WRITTEN PROBLEM —
Pictures stay out of the copy; set down each line of the listing below exactly.

MATERIAL PROVIDED —

......

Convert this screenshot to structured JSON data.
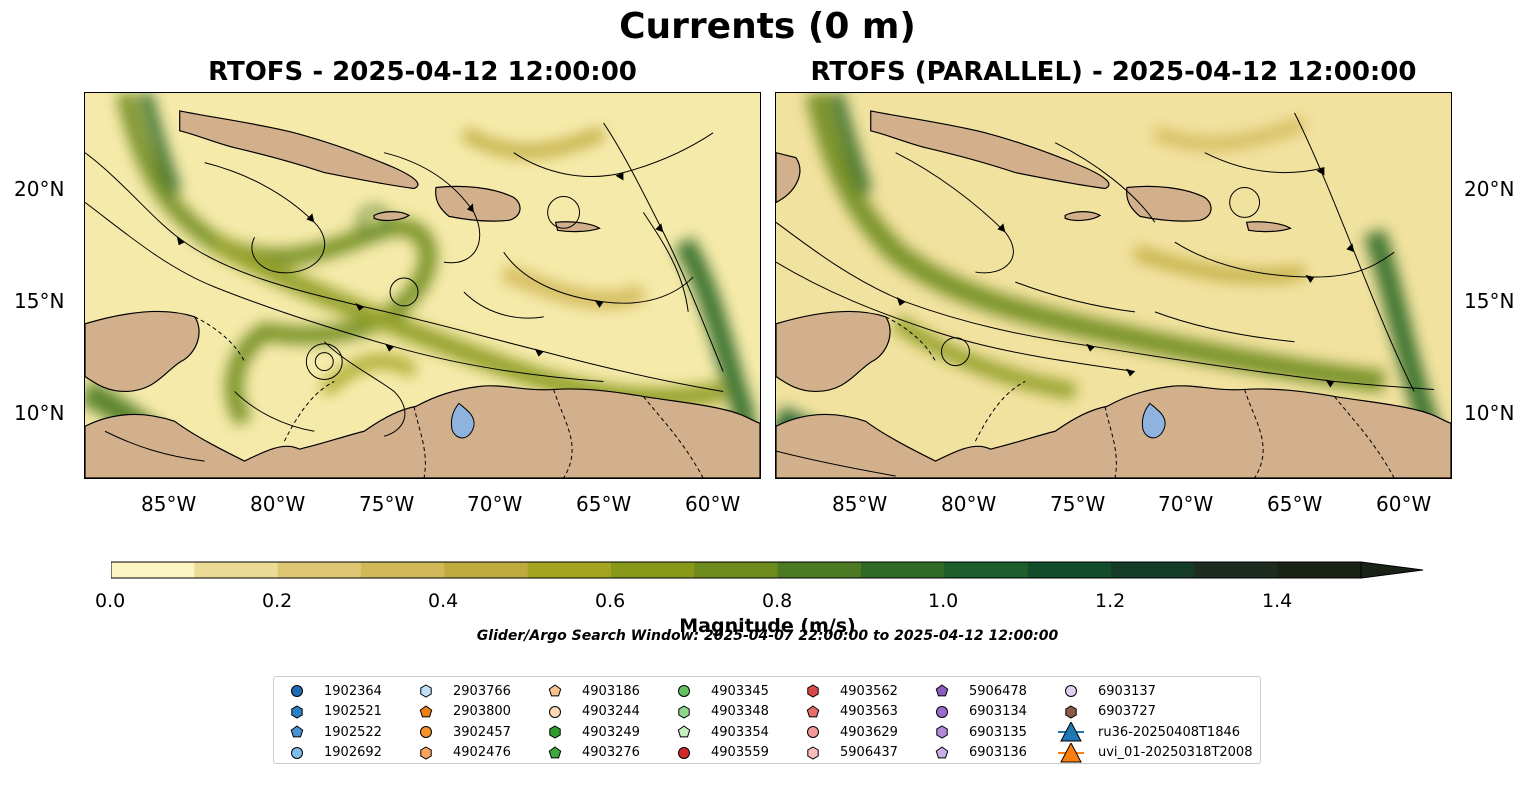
{
  "figure": {
    "suptitle": "Currents (0 m)",
    "panels": [
      {
        "title": "RTOFS - 2025-04-12 12:00:00"
      },
      {
        "title": "RTOFS (PARALLEL) - 2025-04-12 12:00:00"
      }
    ],
    "x_ticks": [
      "85°W",
      "80°W",
      "75°W",
      "70°W",
      "65°W",
      "60°W"
    ],
    "y_ticks": [
      "20°N",
      "15°N",
      "10°N"
    ],
    "colorbar": {
      "label": "Magnitude (m/s)",
      "ticks": [
        "0.0",
        "0.2",
        "0.4",
        "0.6",
        "0.8",
        "1.0",
        "1.2",
        "1.4"
      ],
      "range": [
        0,
        1.5
      ],
      "colors": [
        "#fbf5c1",
        "#ecdb96",
        "#dfc674",
        "#d1b859",
        "#bfaa3d",
        "#a4a421",
        "#88991a",
        "#6d8a1c",
        "#4c7a22",
        "#2f6b26",
        "#1c5e2c",
        "#134c2b",
        "#143b26",
        "#1c2c1e",
        "#1a2216"
      ],
      "extend": "max"
    },
    "search_window": "Glider/Argo Search Window: 2025-04-07 22:00:00 to 2025-04-12 12:00:00",
    "colors": {
      "land": "#d2b08b",
      "ocean_low": "#f6eaab",
      "ocean_high": "#2f6b26",
      "river": "#8fb3df"
    }
  },
  "legend": [
    {
      "label": "1902364",
      "marker": "circle",
      "color": "#1f6eb4"
    },
    {
      "label": "1902521",
      "marker": "hexagon",
      "color": "#2d7fc3"
    },
    {
      "label": "1902522",
      "marker": "pentagon",
      "color": "#4a93d6"
    },
    {
      "label": "1902692",
      "marker": "circle",
      "color": "#7ebdea"
    },
    {
      "label": "2903766",
      "marker": "hexagon",
      "color": "#bfe2f8"
    },
    {
      "label": "2903800",
      "marker": "pentagon",
      "color": "#f07f13"
    },
    {
      "label": "3902457",
      "marker": "circle",
      "color": "#f7922b"
    },
    {
      "label": "4902476",
      "marker": "hexagon",
      "color": "#fba35c"
    },
    {
      "label": "4903186",
      "marker": "pentagon",
      "color": "#fdc38e"
    },
    {
      "label": "4903244",
      "marker": "circle",
      "color": "#fdd9b8"
    },
    {
      "label": "4903249",
      "marker": "hexagon",
      "color": "#2c9b2c"
    },
    {
      "label": "4903276",
      "marker": "pentagon",
      "color": "#3fa93f"
    },
    {
      "label": "4903345",
      "marker": "circle",
      "color": "#65c262"
    },
    {
      "label": "4903348",
      "marker": "hexagon",
      "color": "#8ed68a"
    },
    {
      "label": "4903354",
      "marker": "pentagon",
      "color": "#c6f0c0"
    },
    {
      "label": "4903559",
      "marker": "circle",
      "color": "#d02a26"
    },
    {
      "label": "4903562",
      "marker": "hexagon",
      "color": "#dc4848"
    },
    {
      "label": "4903563",
      "marker": "pentagon",
      "color": "#e86b6b"
    },
    {
      "label": "4903629",
      "marker": "circle",
      "color": "#f39b9b"
    },
    {
      "label": "5906437",
      "marker": "hexagon",
      "color": "#fbbcbc"
    },
    {
      "label": "5906478",
      "marker": "pentagon",
      "color": "#8c5cbf"
    },
    {
      "label": "6903134",
      "marker": "circle",
      "color": "#9b6ccb"
    },
    {
      "label": "6903135",
      "marker": "hexagon",
      "color": "#b08bd8"
    },
    {
      "label": "6903136",
      "marker": "pentagon",
      "color": "#c8b0e6"
    },
    {
      "label": "6903137",
      "marker": "circle",
      "color": "#e2d0f3"
    },
    {
      "label": "6903727",
      "marker": "hexagon",
      "color": "#8b5a45"
    },
    {
      "label": "ru36-20250408T1846",
      "marker": "triangle",
      "color": "#1f77b4"
    },
    {
      "label": "uvi_01-20250318T2008",
      "marker": "triangle",
      "color": "#ff7f0e"
    }
  ]
}
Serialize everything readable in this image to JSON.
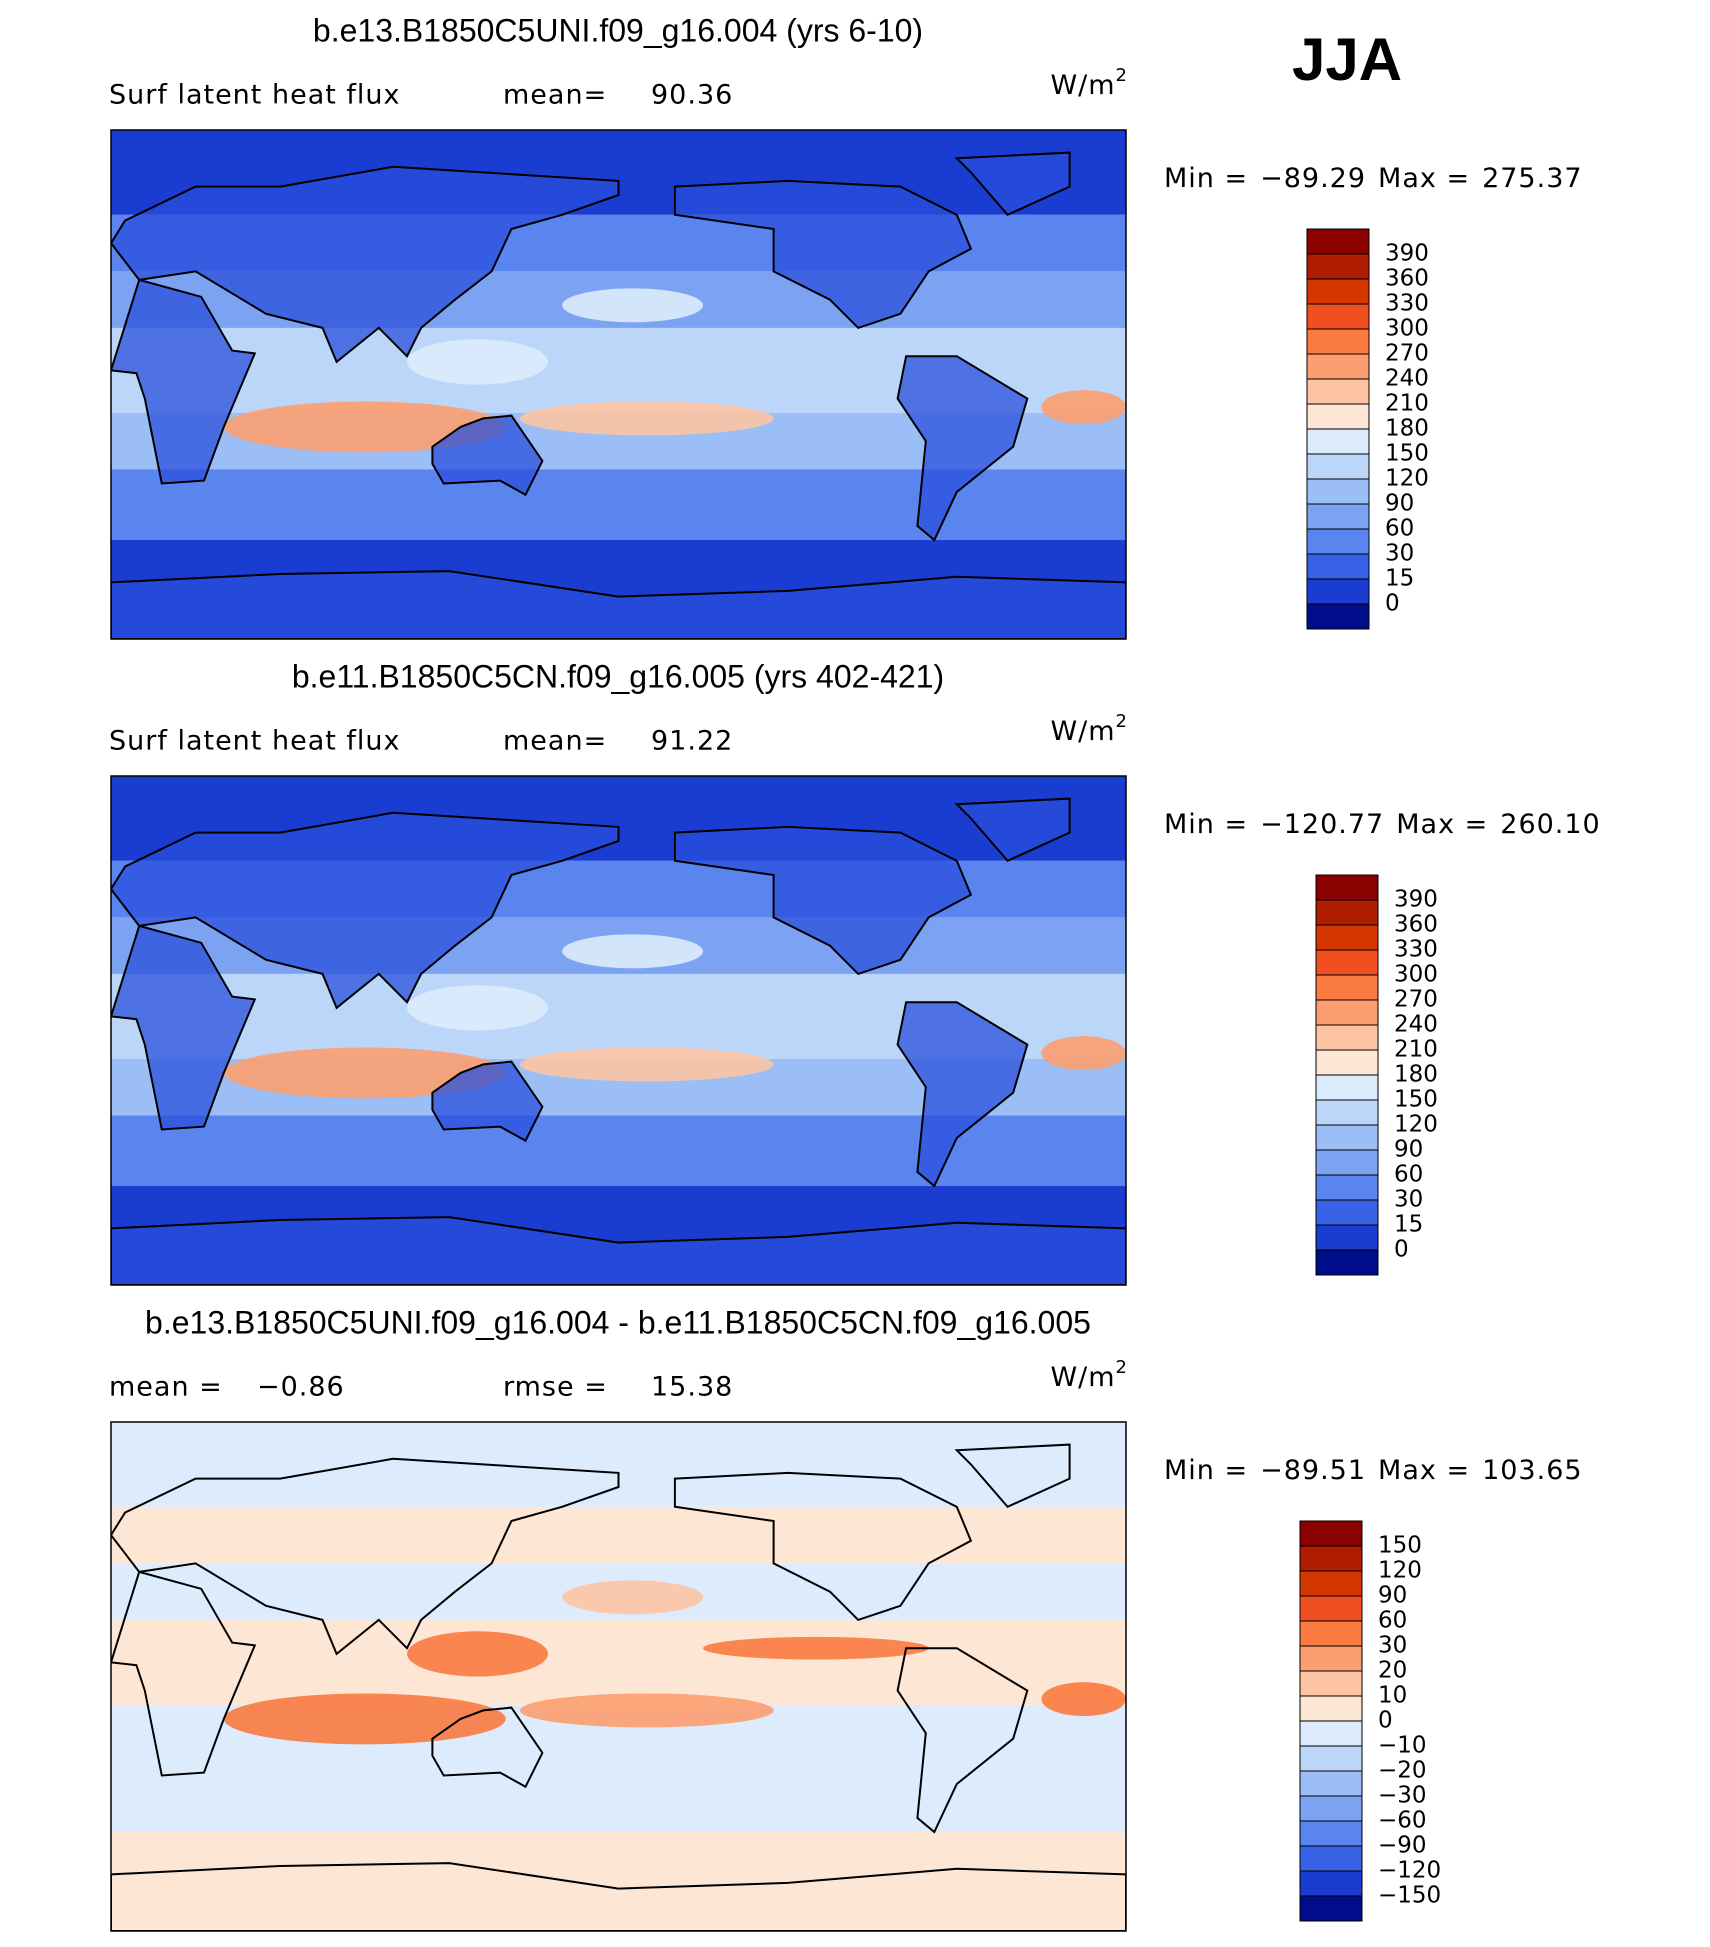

......

ANSWER TO THE PROBLEM —
Convert this screenshot to structured JSON data.
{
  "figure": {
    "suptitle": "Currents (0 m)",
    "panels": [
      {
        "title": "RTOFS - 2025-04-12 12:00:00"
      },
      {
        "title": "RTOFS (PARALLEL) - 2025-04-12 12:00:00"
      }
    ],
    "x_ticks": [
      "85°W",
      "80°W",
      "75°W",
      "70°W",
      "65°W",
      "60°W"
    ],
    "y_ticks": [
      "20°N",
      "15°N",
      "10°N"
    ],
    "colorbar": {
      "label": "Magnitude (m/s)",
      "ticks": [
        "0.0",
        "0.2",
        "0.4",
        "0.6",
        "0.8",
        "1.0",
        "1.2",
        "1.4"
      ],
      "range": [
        0,
        1.5
      ],
      "colors": [
        "#fbf5c1",
        "#ecdb96",
        "#dfc674",
        "#d1b859",
        "#bfaa3d",
        "#a4a421",
        "#88991a",
        "#6d8a1c",
        "#4c7a22",
        "#2f6b26",
        "#1c5e2c",
        "#134c2b",
        "#143b26",
        "#1c2c1e",
        "#1a2216"
      ],
      "extend": "max"
    },
    "search_window": "Glider/Argo Search Window: 2025-04-07 22:00:00 to 2025-04-12 12:00:00",
    "colors": {
      "land": "#d2b08b",
      "ocean_low": "#f6eaab",
      "ocean_high": "#2f6b26",
      "river": "#8fb3df"
    }
  },
  "legend": [
    {
      "label": "1902364",
      "marker": "circle",
      "color": "#1f6eb4"
    },
    {
      "label": "1902521",
      "marker": "hexagon",
      "color": "#2d7fc3"
    },
    {
      "label": "1902522",
      "marker": "pentagon",
      "color": "#4a93d6"
    },
    {
      "label": "1902692",
      "marker": "circle",
      "color": "#7ebdea"
    },
    {
      "label": "2903766",
      "marker": "hexagon",
      "color": "#bfe2f8"
    },
    {
      "label": "2903800",
      "marker": "pentagon",
      "color": "#f07f13"
    },
    {
      "label": "3902457",
      "marker": "circle",
      "color": "#f7922b"
    },
    {
      "label": "4902476",
      "marker": "hexagon",
      "color": "#fba35c"
    },
    {
      "label": "4903186",
      "marker": "pentagon",
      "color": "#fdc38e"
    },
    {
      "label": "4903244",
      "marker": "circle",
      "color": "#fdd9b8"
    },
    {
      "label": "4903249",
      "marker": "hexagon",
      "color": "#2c9b2c"
    },
    {
      "label": "4903276",
      "marker": "pentagon",
      "color": "#3fa93f"
    },
    {
      "label": "4903345",
      "marker": "circle",
      "color": "#65c262"
    },
    {
      "label": "4903348",
      "marker": "hexagon",
      "color": "#8ed68a"
    },
    {
      "label": "4903354",
      "marker": "pentagon",
      "color": "#c6f0c0"
    },
    {
      "label": "4903559",
      "marker": "circle",
      "color": "#d02a26"
    },
    {
      "label": "4903562",
      "marker": "hexagon",
      "color": "#dc4848"
    },
    {
      "label": "4903563",
      "marker": "pentagon",
      "color": "#e86b6b"
    },
    {
      "label": "4903629",
      "marker": "circle",
      "color": "#f39b9b"
    },
    {
      "label": "5906437",
      "marker": "hexagon",
      "color": "#fbbcbc"
    },
    {
      "label": "5906478",
      "marker": "pentagon",
      "color": "#8c5cbf"
    },
    {
      "label": "6903134",
      "marker": "circle",
      "color": "#9b6ccb"
    },
    {
      "label": "6903135",
      "marker": "hexagon",
      "color": "#b08bd8"
    },
    {
      "label": "6903136",
      "marker": "pentagon",
      "color": "#c8b0e6"
    },
    {
      "label": "6903137",
      "marker": "circle",
      "color": "#e2d0f3"
    },
    {
      "label": "6903727",
      "marker": "hexagon",
      "color": "#8b5a45"
    },
    {
      "label": "ru36-20250408T1846",
      "marker": "triangle",
      "color": "#1f77b4"
    },
    {
      "label": "uvi_01-20250318T2008",
      "marker": "triangle",
      "color": "#ff7f0e"
    }
  ]
}
Serialize everything readable in this image to JSON.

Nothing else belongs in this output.